Objective ▸ Copy out every line of the rows below verbatim, with no change to any character.

[Box coordinate listings]
·····
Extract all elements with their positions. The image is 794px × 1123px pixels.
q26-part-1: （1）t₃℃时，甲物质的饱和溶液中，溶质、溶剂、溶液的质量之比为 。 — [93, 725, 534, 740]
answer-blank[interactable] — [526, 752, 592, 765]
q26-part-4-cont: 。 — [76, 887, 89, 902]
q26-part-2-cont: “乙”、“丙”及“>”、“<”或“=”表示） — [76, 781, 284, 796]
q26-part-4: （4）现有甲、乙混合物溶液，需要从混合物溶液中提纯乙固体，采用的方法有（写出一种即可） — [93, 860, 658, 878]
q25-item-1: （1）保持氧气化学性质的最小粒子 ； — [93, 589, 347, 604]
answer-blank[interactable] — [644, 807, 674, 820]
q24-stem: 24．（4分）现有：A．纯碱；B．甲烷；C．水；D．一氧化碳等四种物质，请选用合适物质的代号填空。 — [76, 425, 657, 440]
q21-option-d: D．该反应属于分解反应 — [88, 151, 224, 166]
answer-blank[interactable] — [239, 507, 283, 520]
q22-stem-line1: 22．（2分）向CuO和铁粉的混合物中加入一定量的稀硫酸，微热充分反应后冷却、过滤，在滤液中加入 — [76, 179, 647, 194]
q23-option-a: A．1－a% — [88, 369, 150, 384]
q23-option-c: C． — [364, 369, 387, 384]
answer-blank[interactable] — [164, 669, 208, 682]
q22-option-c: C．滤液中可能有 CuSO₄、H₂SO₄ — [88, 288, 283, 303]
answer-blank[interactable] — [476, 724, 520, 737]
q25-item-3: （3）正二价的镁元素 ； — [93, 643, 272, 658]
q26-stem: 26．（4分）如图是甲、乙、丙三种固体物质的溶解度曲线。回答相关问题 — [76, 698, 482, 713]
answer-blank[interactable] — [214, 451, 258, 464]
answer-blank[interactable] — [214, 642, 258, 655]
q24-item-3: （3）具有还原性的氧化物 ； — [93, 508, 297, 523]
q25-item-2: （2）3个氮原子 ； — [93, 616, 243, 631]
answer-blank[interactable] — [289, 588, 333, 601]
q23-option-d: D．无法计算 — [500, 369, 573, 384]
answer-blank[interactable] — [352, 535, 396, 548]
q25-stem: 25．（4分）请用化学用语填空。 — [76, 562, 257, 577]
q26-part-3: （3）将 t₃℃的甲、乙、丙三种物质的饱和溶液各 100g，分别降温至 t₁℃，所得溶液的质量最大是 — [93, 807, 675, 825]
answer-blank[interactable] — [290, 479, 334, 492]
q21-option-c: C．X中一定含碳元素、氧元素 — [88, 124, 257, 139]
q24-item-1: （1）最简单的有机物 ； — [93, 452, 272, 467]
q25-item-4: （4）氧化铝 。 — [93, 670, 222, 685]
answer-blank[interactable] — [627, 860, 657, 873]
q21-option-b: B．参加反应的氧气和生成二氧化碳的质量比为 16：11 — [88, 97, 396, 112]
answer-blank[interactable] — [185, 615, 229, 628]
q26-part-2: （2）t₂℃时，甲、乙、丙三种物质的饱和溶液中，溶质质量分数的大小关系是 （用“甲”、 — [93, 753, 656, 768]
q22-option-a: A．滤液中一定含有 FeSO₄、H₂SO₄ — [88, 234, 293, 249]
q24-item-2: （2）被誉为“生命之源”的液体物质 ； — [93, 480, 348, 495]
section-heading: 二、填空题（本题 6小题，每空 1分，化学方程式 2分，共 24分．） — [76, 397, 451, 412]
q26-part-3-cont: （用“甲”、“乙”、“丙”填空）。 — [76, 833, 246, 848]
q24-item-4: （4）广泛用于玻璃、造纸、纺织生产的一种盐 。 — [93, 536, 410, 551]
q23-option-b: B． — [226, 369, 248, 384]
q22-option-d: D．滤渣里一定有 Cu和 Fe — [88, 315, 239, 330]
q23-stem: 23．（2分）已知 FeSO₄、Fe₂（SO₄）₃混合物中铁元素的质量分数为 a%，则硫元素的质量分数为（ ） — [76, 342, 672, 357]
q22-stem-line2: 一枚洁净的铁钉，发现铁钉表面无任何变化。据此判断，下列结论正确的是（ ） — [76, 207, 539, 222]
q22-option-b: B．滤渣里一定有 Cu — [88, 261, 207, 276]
·····
Problem solution ▸
Extract all elements with their positions. The image is 794px × 1123px pixels.
q26-part-1: （1）t₃℃时，甲物质的饱和溶液中，溶质、溶剂、溶液的质量之比为 。 — [93, 725, 534, 740]
answer-blank[interactable] — [526, 752, 592, 765]
q26-part-4-cont: 。 — [76, 887, 89, 902]
q26-part-2-cont: “乙”、“丙”及“>”、“<”或“=”表示） — [76, 781, 284, 796]
q26-part-4: （4）现有甲、乙混合物溶液，需要从混合物溶液中提纯乙固体，采用的方法有（写出一种即可） — [93, 860, 658, 878]
q25-item-1: （1）保持氧气化学性质的最小粒子 ； — [93, 589, 347, 604]
answer-blank[interactable] — [644, 807, 674, 820]
q24-stem: 24．（4分）现有：A．纯碱；B．甲烷；C．水；D．一氧化碳等四种物质，请选用合适物质的代号填空。 — [76, 425, 657, 440]
q21-option-d: D．该反应属于分解反应 — [88, 151, 224, 166]
answer-blank[interactable] — [239, 507, 283, 520]
q22-stem-line1: 22．（2分）向CuO和铁粉的混合物中加入一定量的稀硫酸，微热充分反应后冷却、过滤，在滤液中加入 — [76, 179, 647, 194]
q23-option-a: A．1－a% — [88, 369, 150, 384]
q23-option-c: C． — [364, 369, 387, 384]
answer-blank[interactable] — [164, 669, 208, 682]
q22-option-c: C．滤液中可能有 CuSO₄、H₂SO₄ — [88, 288, 283, 303]
answer-blank[interactable] — [476, 724, 520, 737]
q25-item-3: （3）正二价的镁元素 ； — [93, 643, 272, 658]
q26-stem: 26．（4分）如图是甲、乙、丙三种固体物质的溶解度曲线。回答相关问题 — [76, 698, 482, 713]
answer-blank[interactable] — [214, 451, 258, 464]
answer-blank[interactable] — [214, 642, 258, 655]
q24-item-3: （3）具有还原性的氧化物 ； — [93, 508, 297, 523]
q25-item-2: （2）3个氮原子 ； — [93, 616, 243, 631]
answer-blank[interactable] — [289, 588, 333, 601]
q23-option-d: D．无法计算 — [500, 369, 573, 384]
answer-blank[interactable] — [352, 535, 396, 548]
q25-stem: 25．（4分）请用化学用语填空。 — [76, 562, 257, 577]
q26-part-3: （3）将 t₃℃的甲、乙、丙三种物质的饱和溶液各 100g，分别降温至 t₁℃，所得溶液的质量最大是 — [93, 807, 675, 825]
answer-blank[interactable] — [290, 479, 334, 492]
q21-option-c: C．X中一定含碳元素、氧元素 — [88, 124, 257, 139]
q24-item-1: （1）最简单的有机物 ； — [93, 452, 272, 467]
q25-item-4: （4）氧化铝 。 — [93, 670, 222, 685]
answer-blank[interactable] — [627, 860, 657, 873]
q21-option-b: B．参加反应的氧气和生成二氧化碳的质量比为 16：11 — [88, 97, 396, 112]
answer-blank[interactable] — [185, 615, 229, 628]
q26-part-2: （2）t₂℃时，甲、乙、丙三种物质的饱和溶液中，溶质质量分数的大小关系是 （用“甲”、 — [93, 753, 656, 768]
q22-option-a: A．滤液中一定含有 FeSO₄、H₂SO₄ — [88, 234, 293, 249]
q24-item-2: （2）被誉为“生命之源”的液体物质 ； — [93, 480, 348, 495]
section-heading: 二、填空题（本题 6小题，每空 1分，化学方程式 2分，共 24分．） — [76, 397, 451, 412]
q26-part-3-cont: （用“甲”、“乙”、“丙”填空）。 — [76, 833, 246, 848]
q24-item-4: （4）广泛用于玻璃、造纸、纺织生产的一种盐 。 — [93, 536, 410, 551]
q23-option-b: B． — [226, 369, 248, 384]
q22-option-d: D．滤渣里一定有 Cu和 Fe — [88, 315, 239, 330]
q23-stem: 23．（2分）已知 FeSO₄、Fe₂（SO₄）₃混合物中铁元素的质量分数为 a%，则硫元素的质量分数为（ ） — [76, 342, 672, 357]
q22-stem-line2: 一枚洁净的铁钉，发现铁钉表面无任何变化。据此判断，下列结论正确的是（ ） — [76, 207, 539, 222]
q22-option-b: B．滤渣里一定有 Cu — [88, 261, 207, 276]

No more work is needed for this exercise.